— Start of AVAILABLE RECORDS —
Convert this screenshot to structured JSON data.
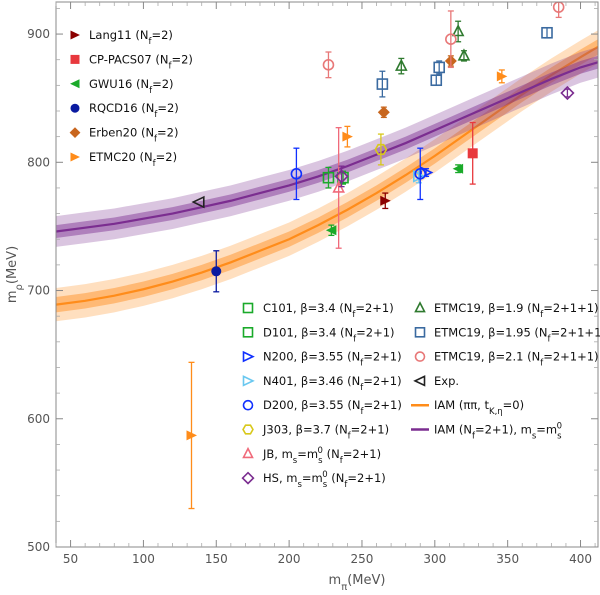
{
  "chart_data": {
    "type": "scatter",
    "title": "",
    "xlabel": "mπ(MeV)",
    "ylabel": "mρ(MeV)",
    "xlim": [
      40,
      412
    ],
    "ylim": [
      500,
      925
    ],
    "x_ticks": [
      50,
      100,
      150,
      200,
      250,
      300,
      350,
      400
    ],
    "y_ticks": [
      500,
      600,
      700,
      800,
      900
    ],
    "bands": [
      {
        "name": "IAM (ππ, t_K,η=0)",
        "color": "#ff8c1a",
        "x": [
          40,
          60,
          80,
          100,
          120,
          140,
          160,
          180,
          200,
          220,
          240,
          260,
          280,
          300,
          320,
          340,
          360,
          380,
          400,
          412
        ],
        "center": [
          689,
          692,
          696,
          701,
          707,
          714,
          722,
          731,
          740,
          751,
          763,
          776,
          790,
          805,
          821,
          837,
          853,
          868,
          882,
          890
        ],
        "inner_halfwidth": 6,
        "outer_halfwidth": 13
      },
      {
        "name": "IAM (Nf=2+1), ms=ms0",
        "color": "#7b2d90",
        "x": [
          40,
          60,
          80,
          100,
          120,
          140,
          160,
          180,
          200,
          220,
          240,
          260,
          280,
          300,
          320,
          340,
          360,
          380,
          400,
          412
        ],
        "center": [
          746,
          749,
          752,
          756,
          760,
          765,
          770,
          776,
          782,
          789,
          797,
          806,
          815,
          825,
          835,
          845,
          855,
          865,
          874,
          878
        ],
        "inner_halfwidth": 5,
        "outer_halfwidth": 12
      }
    ],
    "series": [
      {
        "name": "Lang11 (Nf=2)",
        "color": "#8b0000",
        "marker": "tri-right-filled",
        "points": [
          {
            "x": 266,
            "y": 770,
            "err": 6
          }
        ]
      },
      {
        "name": "CP-PACS07 (Nf=2)",
        "color": "#e8383d",
        "marker": "square-filled",
        "points": [
          {
            "x": 326,
            "y": 807,
            "err": 24
          }
        ]
      },
      {
        "name": "GWU16 (Nf=2)",
        "color": "#1aaa2a",
        "marker": "tri-left-filled",
        "points": [
          {
            "x": 229,
            "y": 747,
            "err": 4
          },
          {
            "x": 316,
            "y": 795,
            "err": 3
          }
        ]
      },
      {
        "name": "RQCD16 (Nf=2)",
        "color": "#0a1aa0",
        "marker": "circle-filled",
        "points": [
          {
            "x": 150,
            "y": 715,
            "err": 16
          }
        ]
      },
      {
        "name": "Erben20 (Nf=2)",
        "color": "#c8661e",
        "marker": "diamond-filled",
        "points": [
          {
            "x": 265,
            "y": 839,
            "err": 4
          },
          {
            "x": 311,
            "y": 879,
            "err": 4
          }
        ]
      },
      {
        "name": "ETMC20 (Nf=2)",
        "color": "#ff8c1a",
        "marker": "tri-right-filled",
        "points": [
          {
            "x": 133,
            "y": 587,
            "err": 57
          },
          {
            "x": 240,
            "y": 820,
            "err": 8
          },
          {
            "x": 346,
            "y": 867,
            "err": 5
          }
        ]
      },
      {
        "name": "C101, β=3.4 (Nf=2+1)",
        "color": "#1aaa2a",
        "marker": "square-open",
        "points": [
          {
            "x": 227,
            "y": 788,
            "err": 8
          }
        ]
      },
      {
        "name": "D101, β=3.4 (Nf=2+1)",
        "color": "#1aaa2a",
        "marker": "square-open",
        "points": [
          {
            "x": 237,
            "y": 788,
            "err": 5
          }
        ]
      },
      {
        "name": "N200, β=3.55 (Nf=2+1)",
        "color": "#1030ff",
        "marker": "tri-right-open",
        "points": [
          {
            "x": 294,
            "y": 792,
            "err": 3
          }
        ]
      },
      {
        "name": "N401, β=3.46 (Nf=2+1)",
        "color": "#6ac8f0",
        "marker": "tri-right-open",
        "points": [
          {
            "x": 289,
            "y": 789,
            "err": 5
          }
        ]
      },
      {
        "name": "D200, β=3.55 (Nf=2+1)",
        "color": "#1030ff",
        "marker": "circle-open",
        "points": [
          {
            "x": 205,
            "y": 791,
            "err": 20
          },
          {
            "x": 290,
            "y": 791,
            "err": 20
          }
        ]
      },
      {
        "name": "J303, β=3.7 (Nf=2+1)",
        "color": "#d8c81a",
        "marker": "hexagon-open",
        "points": [
          {
            "x": 263,
            "y": 810,
            "err": 12
          }
        ]
      },
      {
        "name": "JB, ms=ms0 (Nf=2+1)",
        "color": "#f06a7a",
        "marker": "tri-up-open",
        "points": [
          {
            "x": 234,
            "y": 780,
            "err": 47
          }
        ]
      },
      {
        "name": "HS, ms=ms0 (Nf=2+1)",
        "color": "#7b2d90",
        "marker": "diamond-open",
        "points": [
          {
            "x": 236,
            "y": 789,
            "err": 8
          },
          {
            "x": 391,
            "y": 854,
            "err": 3
          }
        ]
      },
      {
        "name": "ETMC19, β=1.9 (Nf=2+1+1)",
        "color": "#2f7a2f",
        "marker": "tri-up-open",
        "points": [
          {
            "x": 277,
            "y": 875,
            "err": 6
          },
          {
            "x": 316,
            "y": 902,
            "err": 8
          },
          {
            "x": 320,
            "y": 883,
            "err": 4
          }
        ]
      },
      {
        "name": "ETMC19, β=1.95 (Nf=2+1+1)",
        "color": "#3a6aa0",
        "marker": "square-open",
        "points": [
          {
            "x": 264,
            "y": 861,
            "err": 10
          },
          {
            "x": 301,
            "y": 864,
            "err": 4
          },
          {
            "x": 303,
            "y": 874,
            "err": 5
          },
          {
            "x": 377,
            "y": 901,
            "err": 4
          }
        ]
      },
      {
        "name": "ETMC19, β=2.1 (Nf=2+1+1)",
        "color": "#e87878",
        "marker": "circle-open",
        "points": [
          {
            "x": 227,
            "y": 876,
            "err": 10
          },
          {
            "x": 311,
            "y": 896,
            "err": 22
          },
          {
            "x": 385,
            "y": 921,
            "err": 8
          }
        ]
      },
      {
        "name": "Exp.",
        "color": "#222222",
        "marker": "tri-left-open",
        "points": [
          {
            "x": 138,
            "y": 769,
            "err": 0
          }
        ]
      }
    ],
    "legend_left": [
      {
        "label": "Lang11 (Nf=2)",
        "color": "#8b0000",
        "marker": "tri-right-filled"
      },
      {
        "label": "CP-PACS07 (Nf=2)",
        "color": "#e8383d",
        "marker": "square-filled"
      },
      {
        "label": "GWU16 (Nf=2)",
        "color": "#1aaa2a",
        "marker": "tri-left-filled"
      },
      {
        "label": "RQCD16 (Nf=2)",
        "color": "#0a1aa0",
        "marker": "circle-filled"
      },
      {
        "label": "Erben20 (Nf=2)",
        "color": "#c8661e",
        "marker": "diamond-filled"
      },
      {
        "label": "ETMC20 (Nf=2)",
        "color": "#ff8c1a",
        "marker": "tri-right-filled"
      }
    ],
    "legend_mid": [
      {
        "label": "C101, β=3.4 (Nf=2+1)",
        "color": "#1aaa2a",
        "marker": "square-open"
      },
      {
        "label": "D101, β=3.4 (Nf=2+1)",
        "color": "#1aaa2a",
        "marker": "square-open"
      },
      {
        "label": "N200, β=3.55 (Nf=2+1)",
        "color": "#1030ff",
        "marker": "tri-right-open"
      },
      {
        "label": "N401, β=3.46 (Nf=2+1)",
        "color": "#6ac8f0",
        "marker": "tri-right-open"
      },
      {
        "label": "D200, β=3.55 (Nf=2+1)",
        "color": "#1030ff",
        "marker": "circle-open"
      },
      {
        "label": "J303, β=3.7 (Nf=2+1)",
        "color": "#d8c81a",
        "marker": "hexagon-open"
      },
      {
        "label": "JB, ms=ms0 (Nf=2+1)",
        "color": "#f06a7a",
        "marker": "tri-up-open"
      },
      {
        "label": "HS, ms=ms0 (Nf=2+1)",
        "color": "#7b2d90",
        "marker": "diamond-open"
      }
    ],
    "legend_right": [
      {
        "label": "ETMC19, β=1.9 (Nf=2+1+1)",
        "color": "#2f7a2f",
        "marker": "tri-up-open"
      },
      {
        "label": "ETMC19, β=1.95 (Nf=2+1+1)",
        "color": "#3a6aa0",
        "marker": "square-open"
      },
      {
        "label": "ETMC19, β=2.1 (Nf=2+1+1)",
        "color": "#e87878",
        "marker": "circle-open"
      },
      {
        "label": "Exp.",
        "color": "#222222",
        "marker": "tri-left-open"
      },
      {
        "label": "IAM (ππ, tK,η=0)",
        "color": "#ff8c1a",
        "marker": "line"
      },
      {
        "label": "IAM (Nf=2+1), ms=ms0",
        "color": "#7b2d90",
        "marker": "line"
      }
    ]
  }
}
— End of AVAILABLE RECORDS —
The answer is a single number, the count of lines in the records that contain the string "hexagon".

2